PROBLEM TO WORK ON - Every line containing the word "emit" needs to be found and copied.

** Start of RECORDS PROVIDED **

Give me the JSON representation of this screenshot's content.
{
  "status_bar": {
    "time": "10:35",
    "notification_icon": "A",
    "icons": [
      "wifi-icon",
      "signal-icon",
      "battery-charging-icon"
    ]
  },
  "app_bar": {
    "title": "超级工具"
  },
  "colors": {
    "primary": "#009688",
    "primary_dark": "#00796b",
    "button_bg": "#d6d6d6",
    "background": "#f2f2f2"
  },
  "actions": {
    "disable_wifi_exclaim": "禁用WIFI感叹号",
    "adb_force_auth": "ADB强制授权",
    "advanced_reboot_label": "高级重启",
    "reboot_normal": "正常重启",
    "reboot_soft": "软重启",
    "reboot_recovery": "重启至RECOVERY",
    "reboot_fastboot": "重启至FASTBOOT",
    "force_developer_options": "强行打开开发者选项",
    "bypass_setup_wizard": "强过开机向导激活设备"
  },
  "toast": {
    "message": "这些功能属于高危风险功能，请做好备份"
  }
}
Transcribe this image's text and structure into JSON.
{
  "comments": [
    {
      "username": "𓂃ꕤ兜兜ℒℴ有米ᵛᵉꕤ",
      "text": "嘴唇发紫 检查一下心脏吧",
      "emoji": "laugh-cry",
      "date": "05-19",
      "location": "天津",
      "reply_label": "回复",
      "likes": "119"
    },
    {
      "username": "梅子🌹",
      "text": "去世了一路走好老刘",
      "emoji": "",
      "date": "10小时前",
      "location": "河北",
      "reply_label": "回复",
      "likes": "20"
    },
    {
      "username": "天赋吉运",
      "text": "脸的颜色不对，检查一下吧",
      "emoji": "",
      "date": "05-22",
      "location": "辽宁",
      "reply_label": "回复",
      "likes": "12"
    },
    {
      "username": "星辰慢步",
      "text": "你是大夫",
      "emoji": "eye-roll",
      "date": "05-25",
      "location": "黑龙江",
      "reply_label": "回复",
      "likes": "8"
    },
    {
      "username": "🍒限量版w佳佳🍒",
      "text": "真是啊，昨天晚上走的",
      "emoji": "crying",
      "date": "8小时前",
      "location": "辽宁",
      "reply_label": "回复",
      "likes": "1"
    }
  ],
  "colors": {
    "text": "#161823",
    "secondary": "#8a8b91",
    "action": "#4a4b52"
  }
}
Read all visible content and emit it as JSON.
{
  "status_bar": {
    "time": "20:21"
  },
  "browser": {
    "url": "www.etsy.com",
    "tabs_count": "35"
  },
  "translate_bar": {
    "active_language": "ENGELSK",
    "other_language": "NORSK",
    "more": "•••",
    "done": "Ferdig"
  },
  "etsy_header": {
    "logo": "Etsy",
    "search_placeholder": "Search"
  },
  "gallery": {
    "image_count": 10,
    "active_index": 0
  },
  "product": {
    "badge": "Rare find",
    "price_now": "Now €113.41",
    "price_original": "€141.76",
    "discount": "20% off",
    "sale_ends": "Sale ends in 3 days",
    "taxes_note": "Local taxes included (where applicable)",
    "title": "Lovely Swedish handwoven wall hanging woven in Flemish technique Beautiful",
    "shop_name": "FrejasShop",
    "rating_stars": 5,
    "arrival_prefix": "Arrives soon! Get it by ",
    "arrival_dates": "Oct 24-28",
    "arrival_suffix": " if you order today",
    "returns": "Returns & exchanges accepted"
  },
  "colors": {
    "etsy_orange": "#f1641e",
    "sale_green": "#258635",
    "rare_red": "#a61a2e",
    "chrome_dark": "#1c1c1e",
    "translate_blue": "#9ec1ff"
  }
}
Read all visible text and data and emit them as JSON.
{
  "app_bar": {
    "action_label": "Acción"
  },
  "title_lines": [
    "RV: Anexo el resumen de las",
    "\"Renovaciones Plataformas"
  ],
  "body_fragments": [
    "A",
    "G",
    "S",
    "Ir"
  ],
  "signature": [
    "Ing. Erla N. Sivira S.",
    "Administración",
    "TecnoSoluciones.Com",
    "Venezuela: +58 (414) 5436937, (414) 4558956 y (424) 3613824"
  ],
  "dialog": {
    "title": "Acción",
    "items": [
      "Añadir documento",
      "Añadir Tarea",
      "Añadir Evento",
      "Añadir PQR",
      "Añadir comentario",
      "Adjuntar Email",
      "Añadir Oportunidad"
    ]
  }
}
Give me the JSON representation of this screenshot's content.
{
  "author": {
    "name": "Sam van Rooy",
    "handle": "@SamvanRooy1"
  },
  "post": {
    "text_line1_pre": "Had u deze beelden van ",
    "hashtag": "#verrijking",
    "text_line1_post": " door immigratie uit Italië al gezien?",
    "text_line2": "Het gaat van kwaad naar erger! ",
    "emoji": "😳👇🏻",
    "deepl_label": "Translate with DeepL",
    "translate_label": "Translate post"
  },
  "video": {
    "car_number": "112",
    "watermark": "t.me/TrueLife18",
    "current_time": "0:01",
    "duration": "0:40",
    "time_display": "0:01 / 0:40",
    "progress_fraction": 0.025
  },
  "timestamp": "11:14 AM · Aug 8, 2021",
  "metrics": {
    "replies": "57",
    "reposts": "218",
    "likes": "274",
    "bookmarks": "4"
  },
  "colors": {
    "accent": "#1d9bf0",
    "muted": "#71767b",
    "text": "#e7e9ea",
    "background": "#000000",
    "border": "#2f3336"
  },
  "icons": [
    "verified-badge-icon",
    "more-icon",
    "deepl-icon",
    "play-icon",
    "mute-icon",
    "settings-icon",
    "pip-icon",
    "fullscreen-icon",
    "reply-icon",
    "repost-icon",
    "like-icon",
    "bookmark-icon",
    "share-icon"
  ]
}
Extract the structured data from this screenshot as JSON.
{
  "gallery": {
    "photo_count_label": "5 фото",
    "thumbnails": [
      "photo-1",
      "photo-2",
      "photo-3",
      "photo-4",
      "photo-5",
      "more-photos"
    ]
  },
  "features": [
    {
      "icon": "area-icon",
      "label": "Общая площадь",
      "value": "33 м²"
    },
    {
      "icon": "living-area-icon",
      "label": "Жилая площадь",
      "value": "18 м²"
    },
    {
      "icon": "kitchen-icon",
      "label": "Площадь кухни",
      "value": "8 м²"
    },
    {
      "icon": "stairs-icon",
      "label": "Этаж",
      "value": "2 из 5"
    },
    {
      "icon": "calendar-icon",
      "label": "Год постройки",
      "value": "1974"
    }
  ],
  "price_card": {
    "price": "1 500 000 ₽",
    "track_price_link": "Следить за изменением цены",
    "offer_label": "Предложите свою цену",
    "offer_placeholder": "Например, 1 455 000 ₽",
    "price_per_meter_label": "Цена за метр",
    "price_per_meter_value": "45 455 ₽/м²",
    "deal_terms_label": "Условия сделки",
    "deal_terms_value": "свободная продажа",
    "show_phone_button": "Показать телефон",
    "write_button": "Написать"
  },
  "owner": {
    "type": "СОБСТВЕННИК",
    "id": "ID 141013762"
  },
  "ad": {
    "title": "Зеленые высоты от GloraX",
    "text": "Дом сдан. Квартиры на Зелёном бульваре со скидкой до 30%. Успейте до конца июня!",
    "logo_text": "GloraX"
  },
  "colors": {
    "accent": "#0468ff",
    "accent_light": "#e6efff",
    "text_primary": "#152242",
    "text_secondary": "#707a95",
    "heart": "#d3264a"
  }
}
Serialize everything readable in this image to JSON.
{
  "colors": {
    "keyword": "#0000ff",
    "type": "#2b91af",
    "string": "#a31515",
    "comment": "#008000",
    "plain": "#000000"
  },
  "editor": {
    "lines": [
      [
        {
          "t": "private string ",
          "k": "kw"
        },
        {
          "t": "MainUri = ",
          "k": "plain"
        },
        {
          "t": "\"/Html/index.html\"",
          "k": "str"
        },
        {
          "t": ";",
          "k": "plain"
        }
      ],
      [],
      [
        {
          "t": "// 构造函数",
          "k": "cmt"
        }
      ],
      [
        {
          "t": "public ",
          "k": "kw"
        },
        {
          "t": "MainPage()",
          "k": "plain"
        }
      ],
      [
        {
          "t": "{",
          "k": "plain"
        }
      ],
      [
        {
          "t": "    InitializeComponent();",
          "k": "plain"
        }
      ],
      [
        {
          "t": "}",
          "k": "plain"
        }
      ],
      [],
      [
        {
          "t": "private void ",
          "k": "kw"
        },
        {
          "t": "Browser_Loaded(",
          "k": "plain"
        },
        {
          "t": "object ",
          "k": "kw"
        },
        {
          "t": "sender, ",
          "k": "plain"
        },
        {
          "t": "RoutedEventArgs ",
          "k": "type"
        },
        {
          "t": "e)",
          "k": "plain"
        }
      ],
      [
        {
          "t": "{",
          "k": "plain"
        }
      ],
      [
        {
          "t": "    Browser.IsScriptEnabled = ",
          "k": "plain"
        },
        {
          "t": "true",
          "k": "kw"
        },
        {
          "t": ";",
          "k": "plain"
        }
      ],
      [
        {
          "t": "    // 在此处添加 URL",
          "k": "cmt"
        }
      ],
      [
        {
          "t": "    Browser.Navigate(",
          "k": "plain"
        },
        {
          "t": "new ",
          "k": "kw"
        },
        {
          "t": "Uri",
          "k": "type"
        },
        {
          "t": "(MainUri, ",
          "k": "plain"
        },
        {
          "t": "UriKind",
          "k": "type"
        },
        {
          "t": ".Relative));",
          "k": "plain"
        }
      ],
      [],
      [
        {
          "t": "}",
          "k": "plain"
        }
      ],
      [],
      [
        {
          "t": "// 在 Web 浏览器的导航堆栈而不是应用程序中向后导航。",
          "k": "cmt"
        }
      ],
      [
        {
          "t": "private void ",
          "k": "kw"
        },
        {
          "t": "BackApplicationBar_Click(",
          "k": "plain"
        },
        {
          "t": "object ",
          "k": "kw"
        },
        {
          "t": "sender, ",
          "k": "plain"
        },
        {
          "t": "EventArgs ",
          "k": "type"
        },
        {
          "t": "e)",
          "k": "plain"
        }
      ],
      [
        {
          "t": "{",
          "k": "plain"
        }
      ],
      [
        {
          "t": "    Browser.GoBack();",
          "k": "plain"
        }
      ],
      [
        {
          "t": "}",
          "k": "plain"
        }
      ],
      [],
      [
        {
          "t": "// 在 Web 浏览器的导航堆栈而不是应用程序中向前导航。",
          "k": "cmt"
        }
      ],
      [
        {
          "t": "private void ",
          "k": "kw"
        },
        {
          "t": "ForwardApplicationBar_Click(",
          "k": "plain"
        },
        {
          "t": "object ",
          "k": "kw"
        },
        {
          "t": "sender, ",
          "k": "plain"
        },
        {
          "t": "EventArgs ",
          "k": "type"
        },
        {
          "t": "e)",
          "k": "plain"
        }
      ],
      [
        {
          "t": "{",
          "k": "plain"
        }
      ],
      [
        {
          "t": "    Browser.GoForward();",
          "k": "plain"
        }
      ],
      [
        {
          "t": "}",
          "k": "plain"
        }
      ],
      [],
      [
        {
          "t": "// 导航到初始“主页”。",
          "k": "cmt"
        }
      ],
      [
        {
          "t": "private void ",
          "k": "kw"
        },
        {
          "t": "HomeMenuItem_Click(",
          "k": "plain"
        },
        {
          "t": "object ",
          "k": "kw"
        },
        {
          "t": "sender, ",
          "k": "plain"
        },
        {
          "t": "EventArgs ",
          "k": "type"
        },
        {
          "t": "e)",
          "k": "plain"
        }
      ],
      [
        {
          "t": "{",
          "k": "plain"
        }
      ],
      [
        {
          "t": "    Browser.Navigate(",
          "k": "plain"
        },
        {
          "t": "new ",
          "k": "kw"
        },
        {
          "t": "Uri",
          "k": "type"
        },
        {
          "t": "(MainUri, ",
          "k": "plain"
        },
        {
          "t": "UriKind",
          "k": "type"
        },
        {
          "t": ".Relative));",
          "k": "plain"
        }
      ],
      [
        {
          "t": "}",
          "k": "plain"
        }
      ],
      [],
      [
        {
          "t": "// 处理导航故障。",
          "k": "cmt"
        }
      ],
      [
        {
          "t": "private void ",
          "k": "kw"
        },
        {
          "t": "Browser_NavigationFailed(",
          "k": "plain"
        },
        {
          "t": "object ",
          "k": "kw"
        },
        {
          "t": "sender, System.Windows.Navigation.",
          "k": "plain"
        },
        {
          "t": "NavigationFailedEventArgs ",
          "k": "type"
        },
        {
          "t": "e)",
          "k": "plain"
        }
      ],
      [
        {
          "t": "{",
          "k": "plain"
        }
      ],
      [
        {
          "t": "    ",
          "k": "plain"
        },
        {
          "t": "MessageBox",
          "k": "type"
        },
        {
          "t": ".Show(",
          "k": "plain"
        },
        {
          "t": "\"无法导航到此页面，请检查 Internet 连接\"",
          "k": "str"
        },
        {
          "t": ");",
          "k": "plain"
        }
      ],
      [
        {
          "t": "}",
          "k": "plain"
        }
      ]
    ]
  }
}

** End of RECORDS PROVIDED **

EXPECTED ANSWER -
Read all visible content and emit it as JSON.
Read all visible text and data and emit them as JSON.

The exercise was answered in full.